> [PROBLEM TO SOLVE]
Give the data again, word for word.

> [THE RECORDS]
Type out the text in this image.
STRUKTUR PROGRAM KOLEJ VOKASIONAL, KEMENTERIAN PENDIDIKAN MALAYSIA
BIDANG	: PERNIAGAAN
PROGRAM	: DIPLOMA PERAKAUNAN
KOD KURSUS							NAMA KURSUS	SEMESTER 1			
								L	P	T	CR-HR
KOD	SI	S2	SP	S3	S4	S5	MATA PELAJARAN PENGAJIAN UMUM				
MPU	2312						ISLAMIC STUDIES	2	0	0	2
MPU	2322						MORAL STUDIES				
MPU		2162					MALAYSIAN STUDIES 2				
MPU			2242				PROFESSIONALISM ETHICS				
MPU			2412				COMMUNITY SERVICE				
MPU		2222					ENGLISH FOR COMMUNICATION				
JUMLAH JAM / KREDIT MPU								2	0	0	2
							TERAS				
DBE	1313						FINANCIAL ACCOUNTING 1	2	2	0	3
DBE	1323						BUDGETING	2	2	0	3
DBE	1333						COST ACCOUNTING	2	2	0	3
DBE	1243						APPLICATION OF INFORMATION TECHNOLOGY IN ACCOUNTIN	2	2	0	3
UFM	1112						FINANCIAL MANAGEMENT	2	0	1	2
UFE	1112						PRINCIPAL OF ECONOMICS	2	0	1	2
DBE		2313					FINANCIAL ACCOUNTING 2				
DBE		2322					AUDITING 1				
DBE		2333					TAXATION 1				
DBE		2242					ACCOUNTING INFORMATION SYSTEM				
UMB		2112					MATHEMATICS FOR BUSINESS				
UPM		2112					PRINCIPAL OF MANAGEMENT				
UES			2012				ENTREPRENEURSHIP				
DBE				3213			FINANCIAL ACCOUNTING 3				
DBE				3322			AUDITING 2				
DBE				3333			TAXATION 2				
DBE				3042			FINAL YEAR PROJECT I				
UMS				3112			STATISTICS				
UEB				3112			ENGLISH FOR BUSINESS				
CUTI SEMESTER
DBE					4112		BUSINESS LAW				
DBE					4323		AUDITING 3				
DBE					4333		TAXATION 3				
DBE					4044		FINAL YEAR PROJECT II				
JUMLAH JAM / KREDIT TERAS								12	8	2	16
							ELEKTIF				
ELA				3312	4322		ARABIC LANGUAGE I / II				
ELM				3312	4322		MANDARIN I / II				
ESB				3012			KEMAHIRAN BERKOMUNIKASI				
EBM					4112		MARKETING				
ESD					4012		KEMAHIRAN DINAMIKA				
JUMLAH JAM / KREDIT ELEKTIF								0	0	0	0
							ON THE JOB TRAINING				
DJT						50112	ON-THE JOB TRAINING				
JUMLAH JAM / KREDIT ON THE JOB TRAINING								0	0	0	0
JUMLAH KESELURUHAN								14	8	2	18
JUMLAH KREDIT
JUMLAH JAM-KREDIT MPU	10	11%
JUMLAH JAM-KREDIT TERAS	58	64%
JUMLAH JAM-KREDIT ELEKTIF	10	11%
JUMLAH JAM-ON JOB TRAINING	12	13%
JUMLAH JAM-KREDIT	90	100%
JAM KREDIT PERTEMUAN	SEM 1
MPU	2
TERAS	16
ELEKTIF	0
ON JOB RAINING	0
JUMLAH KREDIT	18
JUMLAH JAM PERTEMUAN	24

> [FINAL ANSWER]
Type out the text in this image.
STRUKTUR PROGRAM KOLEJ VOKASIONAL, KEMENTERIAN PENDIDIKAN MALAYSIA
BIDANG	: PERNIAGAAN
PROGRAM	: DIPLOMA PERAKAUNAN
KOD KURSUS							NAMA KURSUS	SEMESTER 1			
								L	P	T	CR-HR
KOD	SI	S2	SP	S3	S4	S5	MATA PELAJARAN PENGAJIAN UMUM				
MPU	2312						ISLAMIC STUDIES	2	0	0	2
MPU	2322						MORAL STUDIES				
MPU		2162					MALAYSIAN STUDIES 2				
MPU			2242				PROFESSIONALISM ETHICS				
MPU			2412				COMMUNITY SERVICE				
MPU		2222					ENGLISH FOR COMMUNICATION				
JUMLAH JAM / KREDIT MPU								2	0	0	2
							TERAS				
DBE	1313						FINANCIAL ACCOUNTING 1	2	2	0	3
DBE	1323						BUDGETING	2	2	0	3
DBE	1333						COST ACCOUNTING	2	2	0	3
DBE	1243						APPLICATION OF INFORMATION TECHNOLOGY IN ACCOUNTIN	2	2	0	3
UFM	1112						FINANCIAL MANAGEMENT	2	0	1	2
UFE	1112						PRINCIPAL OF ECONOMICS	2	0	1	2
DBE		2313					FINANCIAL ACCOUNTING 2				
DBE		2322					AUDITING 1				
DBE		2333					TAXATION 1				
DBE		2242					ACCOUNTING INFORMATION SYSTEM				
UMB		2112					MATHEMATICS FOR BUSINESS				
UPM		2112					PRINCIPAL OF MANAGEMENT				
UES			2012				ENTREPRENEURSHIP				
DBE				3213			FINANCIAL ACCOUNTING 3				
DBE				3322			AUDITING 2				
DBE				3333			TAXATION 2				
DBE				3042			FINAL YEAR PROJECT I				
UMS				3112			STATISTICS				
UEB				3112			ENGLISH FOR BUSINESS				
CUTI SEMESTER
DBE					4112		BUSINESS LAW				
DBE					4323		AUDITING 3				
DBE					4333		TAXATION 3				
DBE					4044		FINAL YEAR PROJECT II				
JUMLAH JAM / KREDIT TERAS								12	8	2	16
							ELEKTIF				
ELA				3312	4322		ARABIC LANGUAGE I / II				
ELM				3312	4322		MANDARIN I / II				
ESB				3012			KEMAHIRAN BERKOMUNIKASI				
EBM					4112		MARKETING				
ESD					4012		KEMAHIRAN DINAMIKA				
JUMLAH JAM / KREDIT ELEKTIF								0	0	0	0
							ON THE JOB TRAINING				
DJT						50112	ON-THE JOB TRAINING				
JUMLAH JAM / KREDIT ON THE JOB TRAINING								0	0	0	0
JUMLAH KESELURUHAN								14	8	2	18
JUMLAH KREDIT
JUMLAH JAM-KREDIT MPU	10	11%
JUMLAH JAM-KREDIT TERAS	58	64%
JUMLAH JAM-KREDIT ELEKTIF	10	11%
JUMLAH JAM-ON JOB TRAINING	12	13%
JUMLAH JAM-KREDIT	90	100%
JAM KREDIT PERTEMUAN	SEM 1
MPU	2
TERAS	16
ELEKTIF	0
ON JOB RAINING	0
JUMLAH KREDIT	18
JUMLAH JAM PERTEMUAN	24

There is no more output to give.